Text shown:
* begin *

The objection will be raised that there is abundant evidence that there have been horizontal movements in the materials forming the mountains. This is granted but is it necessary to go far beyond the mountain area for the forces acting laterally which cause the observed horizontal movements? Can we not conceive that, in the uplifting of the mountains of the Appalachian and Himalayan systems, for instance, the vertically acting forces will cause the material to progress in the directions of least resistance and that these directions may be horizontal in some cases and in others at varying angles with the vertical.

During the period of sedimentation, material probably was not laid down in smooth concentric sheets but in irregular ways. In the process of uplift, due to expansion, the rate of expansion would undoubtedly be different in different parts of the zone. The sediments are of varying thickness, the material on which the sediment had been deposited varies in composition and consequently in its resistance to uplift, and finally there is cubical expansion of the material which must cause the material at the borders, but outside of the columns, to modify somewhat the upward movements of the expanding mass. At least this effect must be exerted near the upper part of the expanding column. The areas affected are not small for the area of the base of the Appalachian system is more than 1000 miles in length and is approximately 200 miles in width, on an average. Consequently, there seems to be sufficient space for the development of lateral movements within the area due to local causes.

* end *

Dataset content:
* begin *

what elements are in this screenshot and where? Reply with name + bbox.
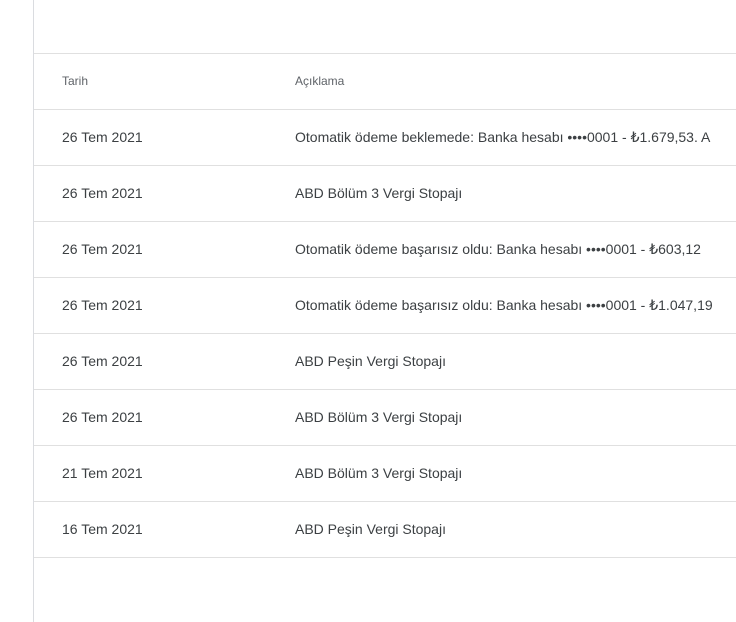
table-row[interactable]: 26 Tem 2021 Otomatik ödeme beklemede: Ba… bbox=[34, 110, 736, 166]
table-header-row: Tarih Açıklama bbox=[34, 54, 736, 110]
row-description: Otomatik ödeme başarısız oldu: Banka hes… bbox=[295, 297, 713, 313]
row-date: 26 Tem 2021 bbox=[62, 185, 143, 201]
row-date: 26 Tem 2021 bbox=[62, 409, 143, 425]
transactions-table: Tarih Açıklama 26 Tem 2021 Otomatik ödem… bbox=[34, 53, 736, 558]
row-date: 26 Tem 2021 bbox=[62, 353, 143, 369]
table-row[interactable]: 26 Tem 2021 ABD Peşin Vergi Stopajı bbox=[34, 334, 736, 390]
table-row[interactable]: 26 Tem 2021 Otomatik ödeme başarısız old… bbox=[34, 222, 736, 278]
row-description: ABD Bölüm 3 Vergi Stopajı bbox=[295, 185, 463, 201]
table-row[interactable]: 21 Tem 2021 ABD Bölüm 3 Vergi Stopajı bbox=[34, 446, 736, 502]
row-description: ABD Bölüm 3 Vergi Stopajı bbox=[295, 465, 463, 481]
row-date: 26 Tem 2021 bbox=[62, 129, 143, 145]
table-row[interactable]: 16 Tem 2021 ABD Peşin Vergi Stopajı bbox=[34, 502, 736, 558]
table-row[interactable]: 26 Tem 2021 ABD Bölüm 3 Vergi Stopajı bbox=[34, 166, 736, 222]
row-date: 26 Tem 2021 bbox=[62, 297, 143, 313]
row-date: 16 Tem 2021 bbox=[62, 521, 143, 537]
row-description: Otomatik ödeme beklemede: Banka hesabı •… bbox=[295, 129, 711, 145]
column-header-description: Açıklama bbox=[295, 74, 345, 88]
transactions-page: Tarih Açıklama 26 Tem 2021 Otomatik ödem… bbox=[0, 0, 736, 622]
row-description: ABD Peşin Vergi Stopajı bbox=[295, 353, 446, 369]
row-date: 26 Tem 2021 bbox=[62, 241, 143, 257]
row-date: 21 Tem 2021 bbox=[62, 465, 143, 481]
table-row[interactable]: 26 Tem 2021 ABD Bölüm 3 Vergi Stopajı bbox=[34, 390, 736, 446]
column-header-date: Tarih bbox=[62, 74, 89, 88]
row-description: ABD Bölüm 3 Vergi Stopajı bbox=[295, 409, 463, 425]
row-description: Otomatik ödeme başarısız oldu: Banka hes… bbox=[295, 241, 701, 257]
row-description: ABD Peşin Vergi Stopajı bbox=[295, 521, 446, 537]
table-row[interactable]: 26 Tem 2021 Otomatik ödeme başarısız old… bbox=[34, 278, 736, 334]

* end *

What to do:
(1) According to the passage on mountain uplift, what is the approximate average width of the base of the Appalachian system?
(2) Reproduce verbatim the portion of the passage on mountain uplift starting at "The objection will" and ending at "with the vertical.".

Worked answers:
(1) Approximately 200 miles.

(2)
The objection will be raised that there is abundant evidence that there have been horizontal movements in the materials forming the mountains. This is granted but is it necessary to go far beyond the mountain area for the forces acting laterally which cause the observed horizontal movements? Can we not conceive that, in the uplifting of the mountains of the Appalachian and Himalayan systems, for instance, the vertically acting forces will cause the material to progress in the directions of least resistance and that these directions may be horizontal in some cases and in others at varying angles with the vertical.